### PROBLEM TO SOLVE
Write the entries out again exactly as they stand, but without the pictures.

### RECORD EXTRACTS
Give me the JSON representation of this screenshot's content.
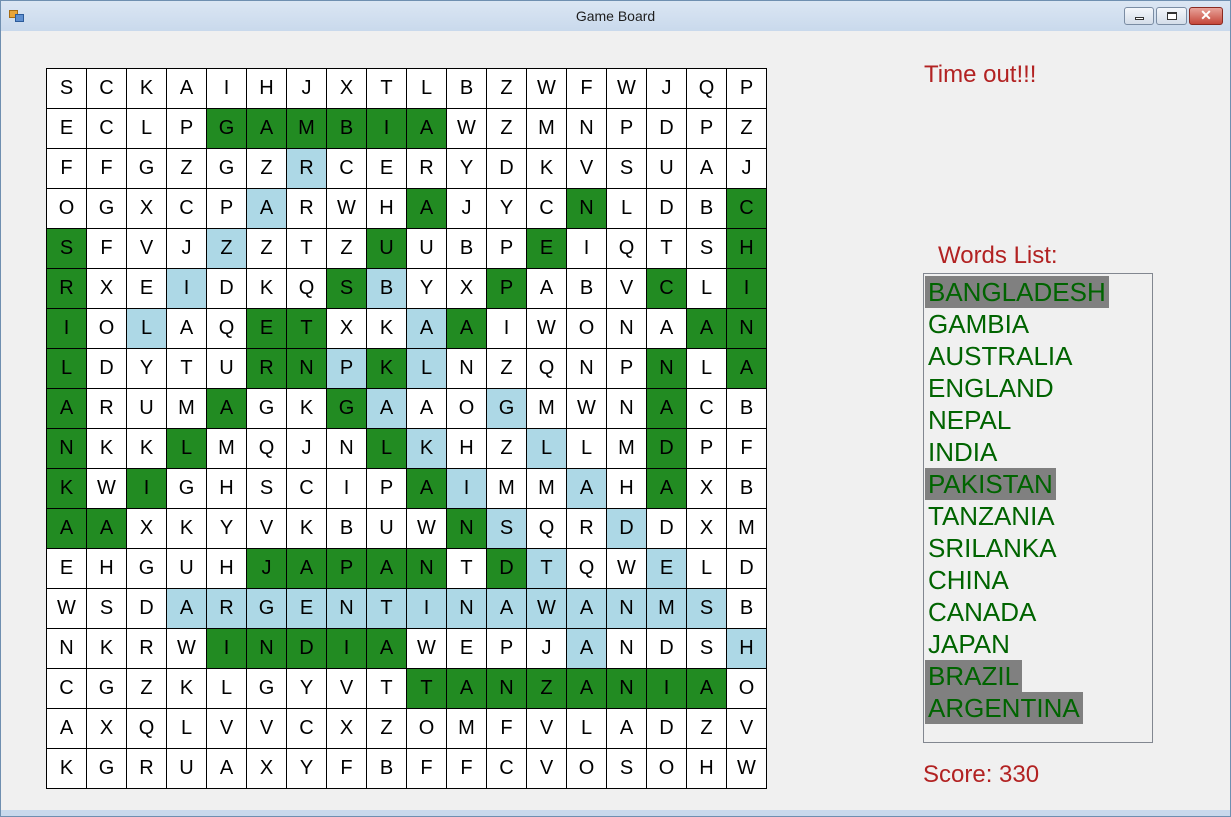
{
  "window": {
    "title": "Game Board"
  },
  "status": "Time out!!!",
  "words_label": "Words List:",
  "score_text": "Score: 330",
  "colors": {
    "found": "#228b22",
    "selected": "#add8e6",
    "word_text": "#006400",
    "label_text": "#b22222",
    "word_marked_bg": "#808080"
  },
  "grid": {
    "rows": [
      "SCKAIHJXTLBZWFWJQP",
      "ECLPGAMBIAWZMNPDPZ",
      "FFGZGZRCERYDKVSUAJ",
      "OGXCPARWHAJYCNLDBC",
      "SFVJZZTZUUBPEIQTSH",
      "RXEIDKQSBYXPABVCLI",
      "IOLAQETXKAAIWONAAN",
      "LDYTURNPKLNZQNPNLA",
      "ARUMAGKGAAOGMWNACB",
      "NKKLMQJNLKHZLLMDPF",
      "KWIGHSCIPAIMMAHAXB",
      "AAXKYVKBUWNSQRDDXM",
      "EHGUHJAPANTDTQWELD",
      "WSDARGENTINAWANMSB",
      "NKRWINDIAWEPJANDSH",
      "CGZKLGYVTTANZANIAO",
      "AXQLVVCXZOMFVLADZV",
      "KGRUAXYFBFFCVOSOHW"
    ],
    "states": [
      "..................",
      "....GGGGGG........",
      "......S...........",
      ".....S...G...G...G",
      "G...S...G...G....G",
      "G..S...GS..G...G.G",
      "G.S..GG..SG.....GG",
      "G....GGSGS.....G.G",
      "G...G..GS..S...G..",
      "G..G....GS..S..G..",
      "G.G......GS..S.G..",
      "GG........GS..S...",
      ".....GGGGG.GS..S..",
      "...SSSSSSSSSSSSSS.",
      "....GGGGG....S...S",
      ".........GGGGGGGG.",
      "..................",
      ".................."
    ]
  },
  "words": [
    {
      "text": "BANGLADESH",
      "marked": true
    },
    {
      "text": "GAMBIA",
      "marked": false
    },
    {
      "text": "AUSTRALIA",
      "marked": false
    },
    {
      "text": "ENGLAND",
      "marked": false
    },
    {
      "text": "NEPAL",
      "marked": false
    },
    {
      "text": "INDIA",
      "marked": false
    },
    {
      "text": "PAKISTAN",
      "marked": true
    },
    {
      "text": "TANZANIA",
      "marked": false
    },
    {
      "text": "SRILANKA",
      "marked": false
    },
    {
      "text": "CHINA",
      "marked": false
    },
    {
      "text": "CANADA",
      "marked": false
    },
    {
      "text": "JAPAN",
      "marked": false
    },
    {
      "text": "BRAZIL",
      "marked": true
    },
    {
      "text": "ARGENTINA",
      "marked": true
    }
  ]
}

### SOLUTION TO THIS TASK
Give me the JSON representation of this screenshot's content.
{
  "window": {
    "title": "Game Board"
  },
  "status": "Time out!!!",
  "words_label": "Words List:",
  "score_text": "Score: 330",
  "colors": {
    "found": "#228b22",
    "selected": "#add8e6",
    "word_text": "#006400",
    "label_text": "#b22222",
    "word_marked_bg": "#808080"
  },
  "grid": {
    "rows": [
      "SCKAIHJXTLBZWFWJQP",
      "ECLPGAMBIAWZMNPDPZ",
      "FFGZGZRCERYDKVSUAJ",
      "OGXCPARWHAJYCNLDBC",
      "SFVJZZTZUUBPEIQTSH",
      "RXEIDKQSBYXPABVCLI",
      "IOLAQETXKAAIWONAAN",
      "LDYTURNPKLNZQNPNLA",
      "ARUMAGKGAAOGMWNACB",
      "NKKLMQJNLKHZLLMDPF",
      "KWIGHSCIPAIMMAHAXB",
      "AAXKYVKBUWNSQRDDXM",
      "EHGUHJAPANTDTQWELD",
      "WSDARGENTINAWANMSB",
      "NKRWINDIAWEPJANDSH",
      "CGZKLGYVTTANZANIAO",
      "AXQLVVCXZOMFVLADZV",
      "KGRUAXYFBFFCVOSOHW"
    ],
    "states": [
      "..................",
      "....GGGGGG........",
      "......S...........",
      ".....S...G...G...G",
      "G...S...G...G....G",
      "G..S...GS..G...G.G",
      "G.S..GG..SG.....GG",
      "G....GGSGS.....G.G",
      "G...G..GS..S...G..",
      "G..G....GS..S..G..",
      "G.G......GS..S.G..",
      "GG........GS..S...",
      ".....GGGGG.GS..S..",
      "...SSSSSSSSSSSSSS.",
      "....GGGGG....S...S",
      ".........GGGGGGGG.",
      "..................",
      ".................."
    ]
  },
  "words": [
    {
      "text": "BANGLADESH",
      "marked": true
    },
    {
      "text": "GAMBIA",
      "marked": false
    },
    {
      "text": "AUSTRALIA",
      "marked": false
    },
    {
      "text": "ENGLAND",
      "marked": false
    },
    {
      "text": "NEPAL",
      "marked": false
    },
    {
      "text": "INDIA",
      "marked": false
    },
    {
      "text": "PAKISTAN",
      "marked": true
    },
    {
      "text": "TANZANIA",
      "marked": false
    },
    {
      "text": "SRILANKA",
      "marked": false
    },
    {
      "text": "CHINA",
      "marked": false
    },
    {
      "text": "CANADA",
      "marked": false
    },
    {
      "text": "JAPAN",
      "marked": false
    },
    {
      "text": "BRAZIL",
      "marked": true
    },
    {
      "text": "ARGENTINA",
      "marked": true
    }
  ]
}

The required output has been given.